↓↓↓

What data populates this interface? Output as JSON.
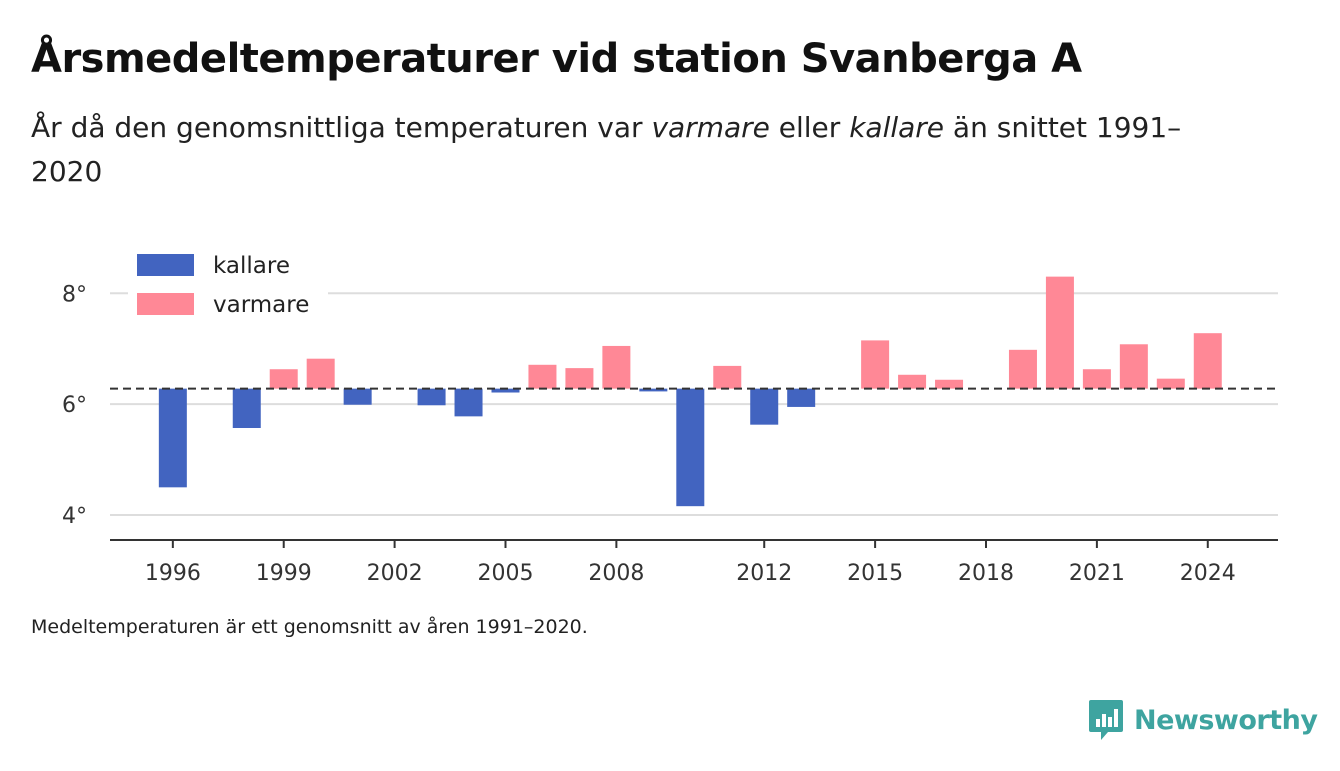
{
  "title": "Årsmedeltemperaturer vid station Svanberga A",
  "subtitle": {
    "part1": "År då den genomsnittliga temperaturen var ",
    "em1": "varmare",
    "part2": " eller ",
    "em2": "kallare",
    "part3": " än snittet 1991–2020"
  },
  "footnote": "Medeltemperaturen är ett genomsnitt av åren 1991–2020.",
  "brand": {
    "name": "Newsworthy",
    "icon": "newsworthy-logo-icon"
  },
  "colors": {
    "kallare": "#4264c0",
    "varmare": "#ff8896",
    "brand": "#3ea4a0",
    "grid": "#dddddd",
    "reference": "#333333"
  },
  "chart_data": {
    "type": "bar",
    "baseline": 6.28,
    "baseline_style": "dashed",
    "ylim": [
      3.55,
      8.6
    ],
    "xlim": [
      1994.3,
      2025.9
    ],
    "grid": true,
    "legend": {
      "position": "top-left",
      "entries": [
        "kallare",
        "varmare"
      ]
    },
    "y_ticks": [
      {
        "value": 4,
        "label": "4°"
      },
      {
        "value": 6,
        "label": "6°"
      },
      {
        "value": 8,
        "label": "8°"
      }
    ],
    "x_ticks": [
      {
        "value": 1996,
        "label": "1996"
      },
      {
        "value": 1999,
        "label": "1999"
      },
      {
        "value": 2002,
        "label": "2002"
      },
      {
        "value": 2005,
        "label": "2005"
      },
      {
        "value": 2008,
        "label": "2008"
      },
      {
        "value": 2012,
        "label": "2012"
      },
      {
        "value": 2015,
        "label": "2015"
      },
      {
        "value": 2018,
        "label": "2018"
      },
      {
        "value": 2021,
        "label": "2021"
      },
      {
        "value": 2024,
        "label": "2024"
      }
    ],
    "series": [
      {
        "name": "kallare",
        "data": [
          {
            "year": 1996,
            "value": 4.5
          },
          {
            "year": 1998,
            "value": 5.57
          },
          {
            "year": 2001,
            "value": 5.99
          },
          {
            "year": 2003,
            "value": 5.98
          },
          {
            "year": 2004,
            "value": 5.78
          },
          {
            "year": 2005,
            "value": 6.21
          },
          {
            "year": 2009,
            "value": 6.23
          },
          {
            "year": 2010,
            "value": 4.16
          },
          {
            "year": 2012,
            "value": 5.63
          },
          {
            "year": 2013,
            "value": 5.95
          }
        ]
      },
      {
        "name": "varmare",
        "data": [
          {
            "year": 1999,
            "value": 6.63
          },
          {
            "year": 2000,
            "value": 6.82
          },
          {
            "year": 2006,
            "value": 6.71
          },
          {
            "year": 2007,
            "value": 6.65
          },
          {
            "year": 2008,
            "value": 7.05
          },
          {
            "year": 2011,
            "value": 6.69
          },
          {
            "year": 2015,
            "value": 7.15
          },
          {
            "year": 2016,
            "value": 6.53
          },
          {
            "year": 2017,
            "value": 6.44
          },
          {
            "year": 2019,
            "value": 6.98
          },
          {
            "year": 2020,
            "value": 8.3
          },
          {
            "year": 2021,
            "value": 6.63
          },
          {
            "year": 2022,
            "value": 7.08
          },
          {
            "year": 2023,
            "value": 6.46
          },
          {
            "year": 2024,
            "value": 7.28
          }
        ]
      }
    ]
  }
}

↑↑↑

_TASK GOAL_
Return the listing verbatim, pictures omitted.

_ANSWER SPACE_
What data populates this interface? Output as JSON.
{
  "title": "Årsmedeltemperaturer vid station Svanberga A",
  "subtitle": {
    "part1": "År då den genomsnittliga temperaturen var ",
    "em1": "varmare",
    "part2": " eller ",
    "em2": "kallare",
    "part3": " än snittet 1991–2020"
  },
  "footnote": "Medeltemperaturen är ett genomsnitt av åren 1991–2020.",
  "brand": {
    "name": "Newsworthy",
    "icon": "newsworthy-logo-icon"
  },
  "colors": {
    "kallare": "#4264c0",
    "varmare": "#ff8896",
    "brand": "#3ea4a0",
    "grid": "#dddddd",
    "reference": "#333333"
  },
  "chart_data": {
    "type": "bar",
    "baseline": 6.28,
    "baseline_style": "dashed",
    "ylim": [
      3.55,
      8.6
    ],
    "xlim": [
      1994.3,
      2025.9
    ],
    "grid": true,
    "legend": {
      "position": "top-left",
      "entries": [
        "kallare",
        "varmare"
      ]
    },
    "y_ticks": [
      {
        "value": 4,
        "label": "4°"
      },
      {
        "value": 6,
        "label": "6°"
      },
      {
        "value": 8,
        "label": "8°"
      }
    ],
    "x_ticks": [
      {
        "value": 1996,
        "label": "1996"
      },
      {
        "value": 1999,
        "label": "1999"
      },
      {
        "value": 2002,
        "label": "2002"
      },
      {
        "value": 2005,
        "label": "2005"
      },
      {
        "value": 2008,
        "label": "2008"
      },
      {
        "value": 2012,
        "label": "2012"
      },
      {
        "value": 2015,
        "label": "2015"
      },
      {
        "value": 2018,
        "label": "2018"
      },
      {
        "value": 2021,
        "label": "2021"
      },
      {
        "value": 2024,
        "label": "2024"
      }
    ],
    "series": [
      {
        "name": "kallare",
        "data": [
          {
            "year": 1996,
            "value": 4.5
          },
          {
            "year": 1998,
            "value": 5.57
          },
          {
            "year": 2001,
            "value": 5.99
          },
          {
            "year": 2003,
            "value": 5.98
          },
          {
            "year": 2004,
            "value": 5.78
          },
          {
            "year": 2005,
            "value": 6.21
          },
          {
            "year": 2009,
            "value": 6.23
          },
          {
            "year": 2010,
            "value": 4.16
          },
          {
            "year": 2012,
            "value": 5.63
          },
          {
            "year": 2013,
            "value": 5.95
          }
        ]
      },
      {
        "name": "varmare",
        "data": [
          {
            "year": 1999,
            "value": 6.63
          },
          {
            "year": 2000,
            "value": 6.82
          },
          {
            "year": 2006,
            "value": 6.71
          },
          {
            "year": 2007,
            "value": 6.65
          },
          {
            "year": 2008,
            "value": 7.05
          },
          {
            "year": 2011,
            "value": 6.69
          },
          {
            "year": 2015,
            "value": 7.15
          },
          {
            "year": 2016,
            "value": 6.53
          },
          {
            "year": 2017,
            "value": 6.44
          },
          {
            "year": 2019,
            "value": 6.98
          },
          {
            "year": 2020,
            "value": 8.3
          },
          {
            "year": 2021,
            "value": 6.63
          },
          {
            "year": 2022,
            "value": 7.08
          },
          {
            "year": 2023,
            "value": 6.46
          },
          {
            "year": 2024,
            "value": 7.28
          }
        ]
      }
    ]
  }
}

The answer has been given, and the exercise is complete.